> [Aim] Reproduce the data that follows in its entirety, character for character.

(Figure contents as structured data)
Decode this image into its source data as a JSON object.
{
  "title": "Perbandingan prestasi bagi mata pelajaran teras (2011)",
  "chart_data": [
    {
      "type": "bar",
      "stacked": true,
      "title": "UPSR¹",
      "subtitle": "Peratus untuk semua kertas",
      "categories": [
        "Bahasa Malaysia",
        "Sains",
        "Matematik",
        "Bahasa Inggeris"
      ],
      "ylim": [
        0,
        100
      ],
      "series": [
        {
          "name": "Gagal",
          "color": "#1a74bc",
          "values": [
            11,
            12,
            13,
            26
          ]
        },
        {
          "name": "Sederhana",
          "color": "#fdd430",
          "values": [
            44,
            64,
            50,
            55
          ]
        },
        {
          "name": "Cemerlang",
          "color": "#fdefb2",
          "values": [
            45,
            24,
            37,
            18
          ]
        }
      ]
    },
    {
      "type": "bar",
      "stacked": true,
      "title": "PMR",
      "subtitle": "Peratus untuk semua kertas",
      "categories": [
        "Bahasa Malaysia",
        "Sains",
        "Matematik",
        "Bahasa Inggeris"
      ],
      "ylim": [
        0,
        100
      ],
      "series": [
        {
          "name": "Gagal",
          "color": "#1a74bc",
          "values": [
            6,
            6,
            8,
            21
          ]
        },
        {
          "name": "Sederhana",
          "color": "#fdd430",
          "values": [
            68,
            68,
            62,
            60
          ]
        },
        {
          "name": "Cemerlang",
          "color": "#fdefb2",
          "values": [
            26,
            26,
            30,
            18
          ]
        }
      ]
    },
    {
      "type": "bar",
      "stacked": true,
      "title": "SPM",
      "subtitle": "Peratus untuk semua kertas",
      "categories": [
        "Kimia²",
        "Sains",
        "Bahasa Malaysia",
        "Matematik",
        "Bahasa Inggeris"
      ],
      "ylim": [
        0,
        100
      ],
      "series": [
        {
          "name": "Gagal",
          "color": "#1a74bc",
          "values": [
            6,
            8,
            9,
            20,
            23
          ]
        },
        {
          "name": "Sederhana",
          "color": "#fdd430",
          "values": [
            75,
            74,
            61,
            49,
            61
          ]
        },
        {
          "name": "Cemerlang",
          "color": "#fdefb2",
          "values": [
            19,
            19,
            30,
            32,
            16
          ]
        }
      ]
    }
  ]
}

> [Answer for the task]
Decode this image into its source data as a JSON object.
{
  "title": "Perbandingan prestasi bagi mata pelajaran teras (2011)",
  "chart_data": [
    {
      "type": "bar",
      "stacked": true,
      "title": "UPSR¹",
      "subtitle": "Peratus untuk semua kertas",
      "categories": [
        "Bahasa Malaysia",
        "Sains",
        "Matematik",
        "Bahasa Inggeris"
      ],
      "ylim": [
        0,
        100
      ],
      "series": [
        {
          "name": "Gagal",
          "color": "#1a74bc",
          "values": [
            11,
            12,
            13,
            26
          ]
        },
        {
          "name": "Sederhana",
          "color": "#fdd430",
          "values": [
            44,
            64,
            50,
            55
          ]
        },
        {
          "name": "Cemerlang",
          "color": "#fdefb2",
          "values": [
            45,
            24,
            37,
            18
          ]
        }
      ]
    },
    {
      "type": "bar",
      "stacked": true,
      "title": "PMR",
      "subtitle": "Peratus untuk semua kertas",
      "categories": [
        "Bahasa Malaysia",
        "Sains",
        "Matematik",
        "Bahasa Inggeris"
      ],
      "ylim": [
        0,
        100
      ],
      "series": [
        {
          "name": "Gagal",
          "color": "#1a74bc",
          "values": [
            6,
            6,
            8,
            21
          ]
        },
        {
          "name": "Sederhana",
          "color": "#fdd430",
          "values": [
            68,
            68,
            62,
            60
          ]
        },
        {
          "name": "Cemerlang",
          "color": "#fdefb2",
          "values": [
            26,
            26,
            30,
            18
          ]
        }
      ]
    },
    {
      "type": "bar",
      "stacked": true,
      "title": "SPM",
      "subtitle": "Peratus untuk semua kertas",
      "categories": [
        "Kimia²",
        "Sains",
        "Bahasa Malaysia",
        "Matematik",
        "Bahasa Inggeris"
      ],
      "ylim": [
        0,
        100
      ],
      "series": [
        {
          "name": "Gagal",
          "color": "#1a74bc",
          "values": [
            6,
            8,
            9,
            20,
            23
          ]
        },
        {
          "name": "Sederhana",
          "color": "#fdd430",
          "values": [
            75,
            74,
            61,
            49,
            61
          ]
        },
        {
          "name": "Cemerlang",
          "color": "#fdefb2",
          "values": [
            19,
            19,
            30,
            32,
            16
          ]
        }
      ]
    }
  ]
}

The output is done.